Text section:
(begin)

# Shark on topwater(video)



## bbarton13 (May 4, 2009)

https://www.youtube.com/watch?v=Ah5u7twVXk8&feature=youtu.be


----------



## GAjohn (May 23, 2012)

Here's an embed:





Very cool


----------



## Salt4Lifer (Jun 1, 2013)

That's awesome!


----------



## panhandleslim (Jan 11, 2013)

Way to manhandle that beast, Brandon. Very slick film work and the editing is very nice. Got to love that light. Good time of the year to be out there.

Love the way you got out of the boat to close the thing. See too many people that don't realize that you can get out and handle business.


----------



## WAReilly (Jun 2, 2014)

That's awesome bro! I NEED A KAYAK!


----------



## badonskybuccaneers (Aug 19, 2013)

(end)

Records supplied:

(begin)

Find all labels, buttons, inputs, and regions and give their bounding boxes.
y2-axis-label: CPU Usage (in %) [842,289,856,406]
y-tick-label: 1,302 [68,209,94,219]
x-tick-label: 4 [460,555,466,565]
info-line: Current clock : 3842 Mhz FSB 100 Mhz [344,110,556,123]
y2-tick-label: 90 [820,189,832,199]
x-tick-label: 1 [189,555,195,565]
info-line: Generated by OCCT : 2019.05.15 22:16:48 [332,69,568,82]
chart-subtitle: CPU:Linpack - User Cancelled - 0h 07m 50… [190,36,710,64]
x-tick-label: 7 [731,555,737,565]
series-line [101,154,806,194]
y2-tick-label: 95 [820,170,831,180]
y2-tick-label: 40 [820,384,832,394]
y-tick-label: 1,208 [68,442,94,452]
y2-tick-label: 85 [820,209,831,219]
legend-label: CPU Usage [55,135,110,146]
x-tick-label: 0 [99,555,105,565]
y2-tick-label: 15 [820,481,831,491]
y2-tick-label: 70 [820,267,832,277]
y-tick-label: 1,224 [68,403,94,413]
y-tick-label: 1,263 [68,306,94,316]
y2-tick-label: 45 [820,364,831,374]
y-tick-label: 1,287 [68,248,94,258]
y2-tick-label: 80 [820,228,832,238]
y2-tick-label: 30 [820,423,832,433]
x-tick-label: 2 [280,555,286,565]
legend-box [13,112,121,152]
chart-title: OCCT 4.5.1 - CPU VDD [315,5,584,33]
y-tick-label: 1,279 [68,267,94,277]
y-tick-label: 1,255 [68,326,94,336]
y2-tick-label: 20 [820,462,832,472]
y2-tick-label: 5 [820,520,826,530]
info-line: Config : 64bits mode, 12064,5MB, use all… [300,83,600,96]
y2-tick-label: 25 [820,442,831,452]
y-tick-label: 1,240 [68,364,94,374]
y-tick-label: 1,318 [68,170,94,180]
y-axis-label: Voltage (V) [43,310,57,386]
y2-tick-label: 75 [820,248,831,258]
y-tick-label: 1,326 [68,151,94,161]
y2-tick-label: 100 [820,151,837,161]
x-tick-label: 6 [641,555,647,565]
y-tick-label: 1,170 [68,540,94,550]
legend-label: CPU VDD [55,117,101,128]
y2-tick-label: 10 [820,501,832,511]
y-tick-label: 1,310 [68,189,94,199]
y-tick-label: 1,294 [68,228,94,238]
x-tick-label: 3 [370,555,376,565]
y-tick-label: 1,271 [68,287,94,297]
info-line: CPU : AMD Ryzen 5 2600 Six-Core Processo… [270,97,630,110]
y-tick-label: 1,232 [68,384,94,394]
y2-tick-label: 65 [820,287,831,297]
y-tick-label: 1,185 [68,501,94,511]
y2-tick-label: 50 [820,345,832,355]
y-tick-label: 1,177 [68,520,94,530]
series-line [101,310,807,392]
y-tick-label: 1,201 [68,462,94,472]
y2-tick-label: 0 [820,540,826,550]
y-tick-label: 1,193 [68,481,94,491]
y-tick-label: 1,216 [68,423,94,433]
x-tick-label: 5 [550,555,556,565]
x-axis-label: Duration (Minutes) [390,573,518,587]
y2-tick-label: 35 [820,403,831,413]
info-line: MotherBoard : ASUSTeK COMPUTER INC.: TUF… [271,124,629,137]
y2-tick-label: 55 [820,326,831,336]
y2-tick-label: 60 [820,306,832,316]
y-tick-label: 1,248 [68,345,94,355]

(end)

Your objective: Please copy out everything from "Way to manhandle" down to "and handle business." in the shark thread above.

Result of the task:
Way to manhandle that beast, Brandon. Very slick film work and the editing is very nice. Got to love that light. Good time of the year to be out there.

Love the way you got out of the boat to close the thing. See too many people that don't realize that you can get out and handle business.